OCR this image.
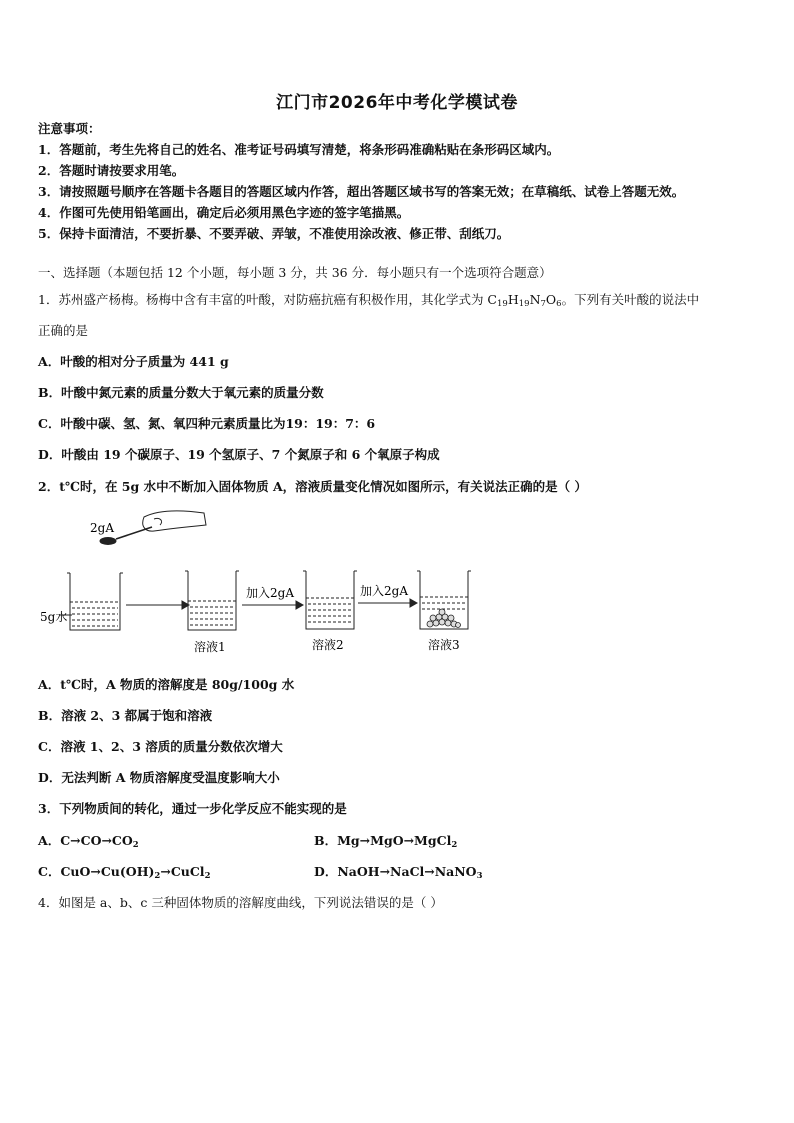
江门市2026年中考化学模试卷
注意事项：
1．答题前，考生先将自己的姓名、准考证号码填写清楚，将条形码准确粘贴在条形码区域内。
2．答题时请按要求用笔。
3．请按照题号顺序在答题卡各题目的答题区域内作答，超出答题区域书写的答案无效；在草稿纸、试卷上答题无效。
4．作图可先使用铅笔画出，确定后必须用黑色字迹的签字笔描黑。
5．保持卡面清洁，不要折暴、不要弄破、弄皱，不准使用涂改液、修正带、刮纸刀。
一、选择题（本题包括 12 个小题，每小题 3 分，共 36 分．每小题只有一个选项符合题意）
1．苏州盛产杨梅。杨梅中含有丰富的叶酸，对防癌抗癌有积极作用，其化学式为 $C_{19}H_{19}N_7O_6$。下列有关叶酸的说法中
正确的是
A．叶酸的相对分子质量为 441 g
B．叶酸中氮元素的质量分数大于氧元素的质量分数
C．叶酸中碳、氢、氮、氧四种元素质量比为19：19：7：6
D．叶酸由 19 个碳原子、19 个氢原子、7 个氮原子和 6 个氧原子构成
2．t℃时，在 5g 水中不断加入固体物质 A，溶液质量变化情况如图所示，有关说法正确的是（ ）
2gA
5g水
溶液1
加入2gA
溶液2
加入2gA
溶液3
A．t℃时，A 物质的溶解度是 80g/100g 水
B．溶液 2、3 都属于饱和溶液
C．溶液 1、2、3 溶质的质量分数依次增大
D．无法判断 A 物质溶解度受温度影响大小
3．下列物质间的转化，通过一步化学反应不能实现的是
A．$C\to CO\to CO_2$	B．Mg→MgO→MgCl$_2$
C．$CuO\to Cu(OH)_2\to CuCl_2$	D．NaOH→NaCl→NaNO$_3$
4．如图是 a、b、c 三种固体物质的溶解度曲线，下列说法错误的是（ ）
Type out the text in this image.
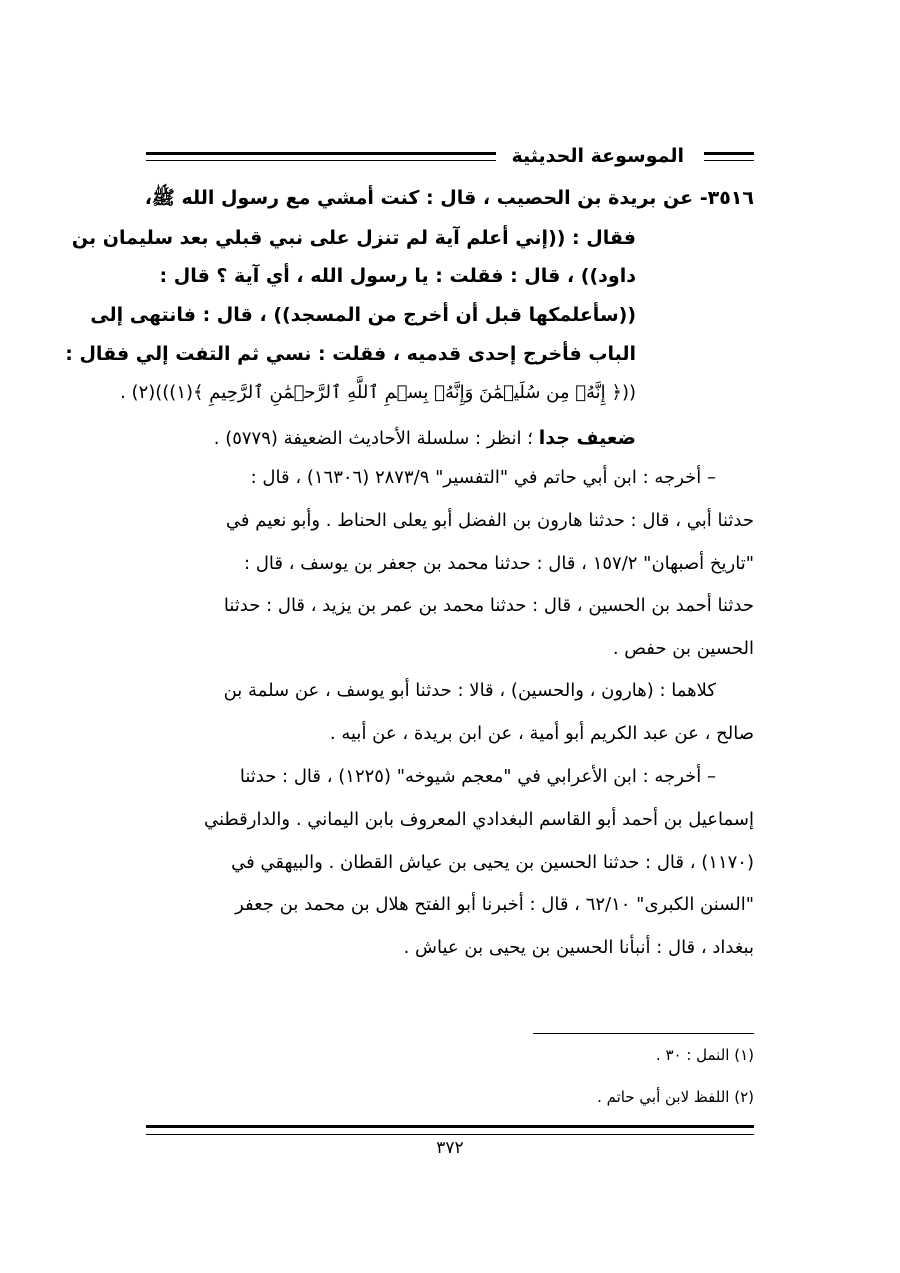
الموسوعة الحديثية
٣٥١٦- عن بريدة بن الحصيب ، قال : كنت أمشي مع رسول الله ﷺ،
فقال : ((إني أعلم آية لم تنزل على نبي قبلي بعد سليمان بن
داود)) ، قال : فقلت : يا رسول الله ، أي آية ؟ قال :
((سأعلمكها قبل أن أخرج من المسجد)) ، قال : فانتهى إلى
الباب فأخرج إحدى قدميه ، فقلت : نسي ثم التفت إلي فقال :
((﴿ إِنَّهُۥ مِن سُلَيۡمَٰنَ وَإِنَّهُۥ بِسۡمِ ٱللَّهِ ٱلرَّحۡمَٰنِ ٱلرَّحِيمِ ﴾(١)))(٢) .
ضعيف جدا ؛ انظر : سلسلة الأحاديث الضعيفة (٥٧٧٩) .
– أخرجه : ابن أبي حاتم في "التفسير" ٢٨٧٣/٩ (١٦٣٠٦) ، قال :
حدثنا أبي ، قال : حدثنا هارون بن الفضل أبو يعلى الحناط . وأبو نعيم في
"تاريخ أصبهان" ١٥٧/٢ ، قال : حدثنا محمد بن جعفر بن يوسف ، قال :
حدثنا أحمد بن الحسين ، قال : حدثنا محمد بن عمر بن يزيد ، قال : حدثنا
الحسين بن حفص .
كلاهما : (هارون ، والحسين) ، قالا : حدثنا أبو يوسف ، عن سلمة بن
صالح ، عن عبد الكريم أبو أمية ، عن ابن بريدة ، عن أبيه .
– أخرجه : ابن الأعرابي في "معجم شيوخه" (١٢٢٥) ، قال : حدثنا
إسماعيل بن أحمد أبو القاسم البغدادي المعروف بابن اليماني . والدارقطني
(١١٧٠) ، قال : حدثنا الحسين بن يحيى بن عياش القطان . والبيهقي في
"السنن الكبرى" ٦٢/١٠ ، قال : أخبرنا أبو الفتح هلال بن محمد بن جعفر
ببغداد ، قال : أنبأنا الحسين بن يحيى بن عياش .
(١) النمل : ٣٠ .
(٢) اللفظ لابن أبي حاتم .
٣٧٢
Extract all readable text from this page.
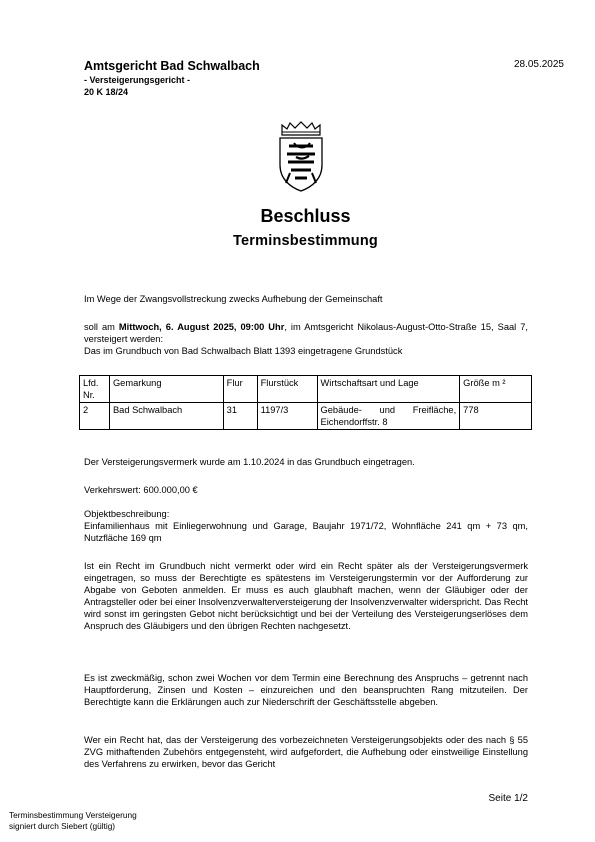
Amtsgericht Bad Schwalbach
- Versteigerungsgericht -
20 K 18/24
28.05.2025
Beschluss
Terminsbestimmung
Im Wege der Zwangsvollstreckung zwecks Aufhebung der Gemeinschaft
soll am Mittwoch, 6. August 2025, 09:00 Uhr, im Amtsgericht Nikolaus-August-Otto-Straße 15, Saal 7, versteigert werden:
Das im Grundbuch von Bad Schwalbach Blatt 1393 eingetragene Grundstück
Lfd. Nr.	Gemarkung	Flur	Flurstück	Wirtschaftsart und Lage	Größe m ²
2	Bad Schwalbach	31	1197/3	Gebäude- und Freifläche, Eichendorffstr. 8	778
Der Versteigerungsvermerk wurde am 1.10.2024 in das Grundbuch eingetragen.
Verkehrswert: 600.000,00 €
Objektbeschreibung:
Einfamilienhaus mit Einliegerwohnung und Garage, Baujahr 1971/72, Wohnfläche 241 qm + 73 qm, Nutzfläche 169 qm
Ist ein Recht im Grundbuch nicht vermerkt oder wird ein Recht später als der Versteigerungsvermerk eingetragen, so muss der Berechtigte es spätestens im Versteigerungstermin vor der Aufforderung zur Abgabe von Geboten anmelden. Er muss es auch glaubhaft machen, wenn der Gläubiger oder der Antragsteller oder bei einer Insolvenzverwalterversteigerung der Insolvenzverwalter widerspricht. Das Recht wird sonst im geringsten Gebot nicht berücksichtigt und bei der Verteilung des Versteigerungserlöses dem Anspruch des Gläubigers und den übrigen Rechten nachgesetzt.
Es ist zweckmäßig, schon zwei Wochen vor dem Termin eine Berechnung des Anspruchs – getrennt nach Hauptforderung, Zinsen und Kosten – einzureichen und den beanspruchten Rang mitzuteilen. Der Berechtigte kann die Erklärungen auch zur Niederschrift der Geschäftsstelle abgeben.
Wer ein Recht hat, das der Versteigerung des vorbezeichneten Versteigerungsobjekts oder des nach § 55 ZVG mithaftenden Zubehörs entgegensteht, wird aufgefordert, die Aufhebung oder einstweilige Einstellung des Verfahrens zu erwirken, bevor das Gericht
Seite 1/2
Terminsbestimmung Versteigerung
signiert durch Siebert (gültig)
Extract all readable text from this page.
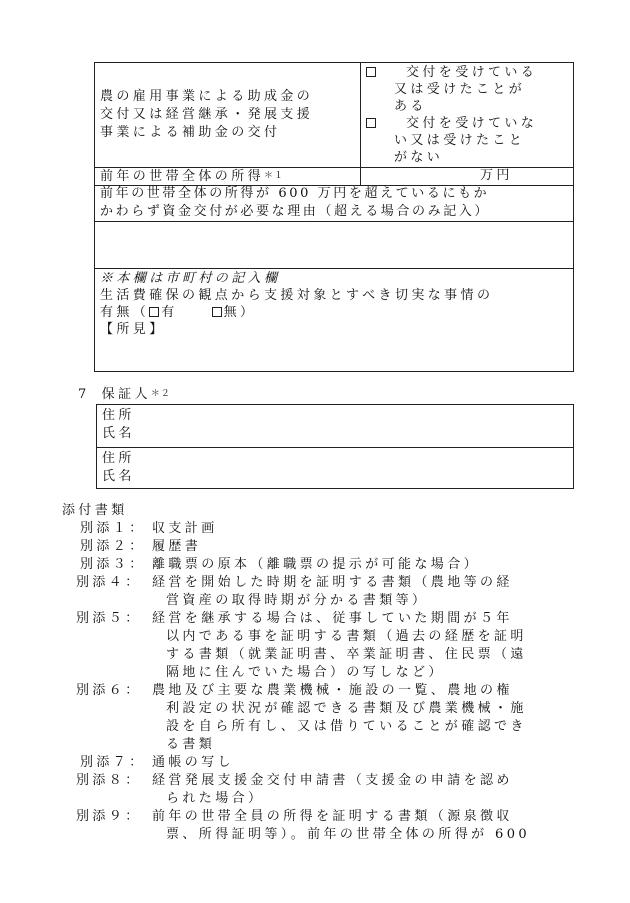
農の雇用事業による助成金の
交付又は経営継承・発展支援
事業による補助金の交付
交付を受けている
又は受けたことが
ある
交付を受けていな
い又は受けたこと
がない
前年の世帯全体の所得$^{*1}$	万円
前年の世帯全体の所得が 600 万円を超えているにもか
かわらず資金交付が必要な理由（超える場合のみ記入）
※本欄は市町村の記入欄
生活費確保の観点から支援対象とすべき切実な事情の
有無（ 有	無）
【所見】
7 保証人$^{*2}$
住所
氏名
住所
氏名
添付書類
別添１： 収支計画
別添２： 履歴書
別添３： 離職票の原本（離職票の提示が可能な場合）
別添４： 経営を開始した時期を証明する書類（農地等の経
営資産の取得時期が分かる書類等）
別添５： 経営を継承する場合は、従事していた期間が５年
以内である事を証明する書類（過去の経歴を証明
する書類（就業証明書、卒業証明書、住民票（遠
隔地に住んでいた場合）の写しなど）
別添６： 農地及び主要な農業機械・施設の一覧、農地の権
利設定の状況が確認できる書類及び農業機械・施
設を自ら所有し、又は借りていることが確認でき
る書類
別添７： 通帳の写し
別添８： 経営発展支援金交付申請書（支援金の申請を認め
られた場合）
別添９： 前年の世帯全員の所得を証明する書類（源泉徴収
票、所得証明等）。前年の世帯全体の所得が 600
-----
> _Exercise objective_
Retype the whole listing exactly and leave the pictures out.

> _Written solution_
OCR this image.
江门市2026年中考化学模试卷
注意事项：
1．答题前，考生先将自己的姓名、准考证号码填写清楚，将条形码准确粘贴在条形码区域内。
2．答题时请按要求用笔。
3．请按照题号顺序在答题卡各题目的答题区域内作答，超出答题区域书写的答案无效；在草稿纸、试卷上答题无效。
4．作图可先使用铅笔画出，确定后必须用黑色字迹的签字笔描黑。
5．保持卡面清洁，不要折暴、不要弄破、弄皱，不准使用涂改液、修正带、刮纸刀。
一、选择题（本题包括 12 个小题，每小题 3 分，共 36 分．每小题只有一个选项符合题意）
1．苏州盛产杨梅。杨梅中含有丰富的叶酸，对防癌抗癌有积极作用，其化学式为 $C_{19}H_{19}N_7O_6$。下列有关叶酸的说法中
正确的是
A．叶酸的相对分子质量为 441 g
B．叶酸中氮元素的质量分数大于氧元素的质量分数
C．叶酸中碳、氢、氮、氧四种元素质量比为19：19：7：6
D．叶酸由 19 个碳原子、19 个氢原子、7 个氮原子和 6 个氧原子构成
2．t℃时，在 5g 水中不断加入固体物质 A，溶液质量变化情况如图所示，有关说法正确的是（ ）
2gA
5g水
溶液1
加入2gA
溶液2
加入2gA
溶液3
A．t℃时，A 物质的溶解度是 80g/100g 水
B．溶液 2、3 都属于饱和溶液
C．溶液 1、2、3 溶质的质量分数依次增大
D．无法判断 A 物质溶解度受温度影响大小
3．下列物质间的转化，通过一步化学反应不能实现的是
A．$C\to CO\to CO_2$	B．Mg→MgO→MgCl$_2$
C．$CuO\to Cu(OH)_2\to CuCl_2$	D．NaOH→NaCl→NaNO$_3$
4．如图是 a、b、c 三种固体物质的溶解度曲线，下列说法错误的是（ ）
Type out the text in this image.
الموسوعة الحديثية
٣٥١٦- عن بريدة بن الحصيب ، قال : كنت أمشي مع رسول الله ﷺ،
فقال : ((إني أعلم آية لم تنزل على نبي قبلي بعد سليمان بن
داود)) ، قال : فقلت : يا رسول الله ، أي آية ؟ قال :
((سأعلمكها قبل أن أخرج من المسجد)) ، قال : فانتهى إلى
الباب فأخرج إحدى قدميه ، فقلت : نسي ثم التفت إلي فقال :
((﴿ إِنَّهُۥ مِن سُلَيۡمَٰنَ وَإِنَّهُۥ بِسۡمِ ٱللَّهِ ٱلرَّحۡمَٰنِ ٱلرَّحِيمِ ﴾(١)))(٢) .
ضعيف جدا ؛ انظر : سلسلة الأحاديث الضعيفة (٥٧٧٩) .
– أخرجه : ابن أبي حاتم في "التفسير" ٢٨٧٣/٩ (١٦٣٠٦) ، قال :
حدثنا أبي ، قال : حدثنا هارون بن الفضل أبو يعلى الحناط . وأبو نعيم في
"تاريخ أصبهان" ١٥٧/٢ ، قال : حدثنا محمد بن جعفر بن يوسف ، قال :
حدثنا أحمد بن الحسين ، قال : حدثنا محمد بن عمر بن يزيد ، قال : حدثنا
الحسين بن حفص .
كلاهما : (هارون ، والحسين) ، قالا : حدثنا أبو يوسف ، عن سلمة بن
صالح ، عن عبد الكريم أبو أمية ، عن ابن بريدة ، عن أبيه .
– أخرجه : ابن الأعرابي في "معجم شيوخه" (١٢٢٥) ، قال : حدثنا
إسماعيل بن أحمد أبو القاسم البغدادي المعروف بابن اليماني . والدارقطني
(١١٧٠) ، قال : حدثنا الحسين بن يحيى بن عياش القطان . والبيهقي في
"السنن الكبرى" ٦٢/١٠ ، قال : أخبرنا أبو الفتح هلال بن محمد بن جعفر
ببغداد ، قال : أنبأنا الحسين بن يحيى بن عياش .
(١) النمل : ٣٠ .
(٢) اللفظ لابن أبي حاتم .
٣٧٢
Extract all readable text from this page.
Amtsgericht Bad Schwalbach
- Versteigerungsgericht -
20 K 18/24
28.05.2025
Beschluss
Terminsbestimmung
Im Wege der Zwangsvollstreckung zwecks Aufhebung der Gemeinschaft
soll am Mittwoch, 6. August 2025, 09:00 Uhr, im Amtsgericht Nikolaus-August-Otto-Straße 15, Saal 7, versteigert werden:
Das im Grundbuch von Bad Schwalbach Blatt 1393 eingetragene Grundstück
Lfd. Nr.	Gemarkung	Flur	Flurstück	Wirtschaftsart und Lage	Größe m ²
2	Bad Schwalbach	31	1197/3	Gebäude- und Freifläche, Eichendorffstr. 8	778
Der Versteigerungsvermerk wurde am 1.10.2024 in das Grundbuch eingetragen.
Verkehrswert: 600.000,00 €
Objektbeschreibung:
Einfamilienhaus mit Einliegerwohnung und Garage, Baujahr 1971/72, Wohnfläche 241 qm + 73 qm, Nutzfläche 169 qm
Ist ein Recht im Grundbuch nicht vermerkt oder wird ein Recht später als der Versteigerungsvermerk eingetragen, so muss der Berechtigte es spätestens im Versteigerungstermin vor der Aufforderung zur Abgabe von Geboten anmelden. Er muss es auch glaubhaft machen, wenn der Gläubiger oder der Antragsteller oder bei einer Insolvenzverwalterversteigerung der Insolvenzverwalter widerspricht. Das Recht wird sonst im geringsten Gebot nicht berücksichtigt und bei der Verteilung des Versteigerungserlöses dem Anspruch des Gläubigers und den übrigen Rechten nachgesetzt.
Es ist zweckmäßig, schon zwei Wochen vor dem Termin eine Berechnung des Anspruchs – getrennt nach Hauptforderung, Zinsen und Kosten – einzureichen und den beanspruchten Rang mitzuteilen. Der Berechtigte kann die Erklärungen auch zur Niederschrift der Geschäftsstelle abgeben.
Wer ein Recht hat, das der Versteigerung des vorbezeichneten Versteigerungsobjekts oder des nach § 55 ZVG mithaftenden Zubehörs entgegensteht, wird aufgefordert, die Aufhebung oder einstweilige Einstellung des Verfahrens zu erwirken, bevor das Gericht
Seite 1/2
Terminsbestimmung Versteigerung
signiert durch Siebert (gültig)
Extract all readable text from this page.
農の雇用事業による助成金の
交付又は経営継承・発展支援
事業による補助金の交付
交付を受けている
又は受けたことが
ある
交付を受けていな
い又は受けたこと
がない
前年の世帯全体の所得$^{*1}$	万円
前年の世帯全体の所得が 600 万円を超えているにもか
かわらず資金交付が必要な理由（超える場合のみ記入）
※本欄は市町村の記入欄
生活費確保の観点から支援対象とすべき切実な事情の
有無（ 有	無）
【所見】
7 保証人$^{*2}$
住所
氏名
住所
氏名
添付書類
別添１： 収支計画
別添２： 履歴書
別添３： 離職票の原本（離職票の提示が可能な場合）
別添４： 経営を開始した時期を証明する書類（農地等の経
営資産の取得時期が分かる書類等）
別添５： 経営を継承する場合は、従事していた期間が５年
以内である事を証明する書類（過去の経歴を証明
する書類（就業証明書、卒業証明書、住民票（遠
隔地に住んでいた場合）の写しなど）
別添６： 農地及び主要な農業機械・施設の一覧、農地の権
利設定の状況が確認できる書類及び農業機械・施
設を自ら所有し、又は借りていることが確認でき
る書類
別添７： 通帳の写し
別添８： 経営発展支援金交付申請書（支援金の申請を認め
られた場合）
別添９： 前年の世帯全員の所得を証明する書類（源泉徴収
票、所得証明等）。前年の世帯全体の所得が 600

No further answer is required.